══ Task data

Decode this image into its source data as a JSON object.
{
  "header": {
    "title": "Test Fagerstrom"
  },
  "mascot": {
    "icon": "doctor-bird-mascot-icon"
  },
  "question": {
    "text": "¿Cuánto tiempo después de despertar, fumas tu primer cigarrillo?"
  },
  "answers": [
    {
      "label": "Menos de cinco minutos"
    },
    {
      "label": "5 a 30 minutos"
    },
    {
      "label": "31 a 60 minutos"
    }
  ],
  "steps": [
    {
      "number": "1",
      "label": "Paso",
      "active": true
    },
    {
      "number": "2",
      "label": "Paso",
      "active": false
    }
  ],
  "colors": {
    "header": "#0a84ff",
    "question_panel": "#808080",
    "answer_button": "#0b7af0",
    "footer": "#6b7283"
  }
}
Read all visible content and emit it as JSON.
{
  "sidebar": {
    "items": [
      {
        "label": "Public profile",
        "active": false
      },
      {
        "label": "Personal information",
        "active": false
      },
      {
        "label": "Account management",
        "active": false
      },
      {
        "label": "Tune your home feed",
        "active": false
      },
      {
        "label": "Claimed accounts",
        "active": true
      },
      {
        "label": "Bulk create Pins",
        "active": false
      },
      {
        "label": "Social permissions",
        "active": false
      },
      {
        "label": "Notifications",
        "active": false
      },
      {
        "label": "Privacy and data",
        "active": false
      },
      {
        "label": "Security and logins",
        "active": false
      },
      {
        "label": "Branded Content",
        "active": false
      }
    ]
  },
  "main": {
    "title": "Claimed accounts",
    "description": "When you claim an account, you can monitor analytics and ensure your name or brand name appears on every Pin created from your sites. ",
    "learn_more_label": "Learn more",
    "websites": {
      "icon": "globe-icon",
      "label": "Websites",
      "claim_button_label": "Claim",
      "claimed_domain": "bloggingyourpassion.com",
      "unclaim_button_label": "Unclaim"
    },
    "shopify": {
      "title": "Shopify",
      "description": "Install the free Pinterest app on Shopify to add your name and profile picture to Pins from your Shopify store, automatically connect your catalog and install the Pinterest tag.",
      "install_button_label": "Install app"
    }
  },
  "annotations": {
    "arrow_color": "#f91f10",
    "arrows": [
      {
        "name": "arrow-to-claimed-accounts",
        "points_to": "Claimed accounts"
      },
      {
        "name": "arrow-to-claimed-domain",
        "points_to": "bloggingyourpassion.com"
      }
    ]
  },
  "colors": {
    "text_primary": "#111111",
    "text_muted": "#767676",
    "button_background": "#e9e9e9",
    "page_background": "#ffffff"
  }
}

════

* [Task] Please quote the data above in full, with no line missing.

* [Finished answer]
Decode this image into its source data as a JSON object.
{
  "header": {
    "title": "Test Fagerstrom"
  },
  "mascot": {
    "icon": "doctor-bird-mascot-icon"
  },
  "question": {
    "text": "¿Cuánto tiempo después de despertar, fumas tu primer cigarrillo?"
  },
  "answers": [
    {
      "label": "Menos de cinco minutos"
    },
    {
      "label": "5 a 30 minutos"
    },
    {
      "label": "31 a 60 minutos"
    }
  ],
  "steps": [
    {
      "number": "1",
      "label": "Paso",
      "active": true
    },
    {
      "number": "2",
      "label": "Paso",
      "active": false
    }
  ],
  "colors": {
    "header": "#0a84ff",
    "question_panel": "#808080",
    "answer_button": "#0b7af0",
    "footer": "#6b7283"
  }
}
Read all visible content and emit it as JSON.
{
  "sidebar": {
    "items": [
      {
        "label": "Public profile",
        "active": false
      },
      {
        "label": "Personal information",
        "active": false
      },
      {
        "label": "Account management",
        "active": false
      },
      {
        "label": "Tune your home feed",
        "active": false
      },
      {
        "label": "Claimed accounts",
        "active": true
      },
      {
        "label": "Bulk create Pins",
        "active": false
      },
      {
        "label": "Social permissions",
        "active": false
      },
      {
        "label": "Notifications",
        "active": false
      },
      {
        "label": "Privacy and data",
        "active": false
      },
      {
        "label": "Security and logins",
        "active": false
      },
      {
        "label": "Branded Content",
        "active": false
      }
    ]
  },
  "main": {
    "title": "Claimed accounts",
    "description": "When you claim an account, you can monitor analytics and ensure your name or brand name appears on every Pin created from your sites. ",
    "learn_more_label": "Learn more",
    "websites": {
      "icon": "globe-icon",
      "label": "Websites",
      "claim_button_label": "Claim",
      "claimed_domain": "bloggingyourpassion.com",
      "unclaim_button_label": "Unclaim"
    },
    "shopify": {
      "title": "Shopify",
      "description": "Install the free Pinterest app on Shopify to add your name and profile picture to Pins from your Shopify store, automatically connect your catalog and install the Pinterest tag.",
      "install_button_label": "Install app"
    }
  },
  "annotations": {
    "arrow_color": "#f91f10",
    "arrows": [
      {
        "name": "arrow-to-claimed-accounts",
        "points_to": "Claimed accounts"
      },
      {
        "name": "arrow-to-claimed-domain",
        "points_to": "bloggingyourpassion.com"
      }
    ]
  },
  "colors": {
    "text_primary": "#111111",
    "text_muted": "#767676",
    "button_background": "#e9e9e9",
    "page_background": "#ffffff"
  }
}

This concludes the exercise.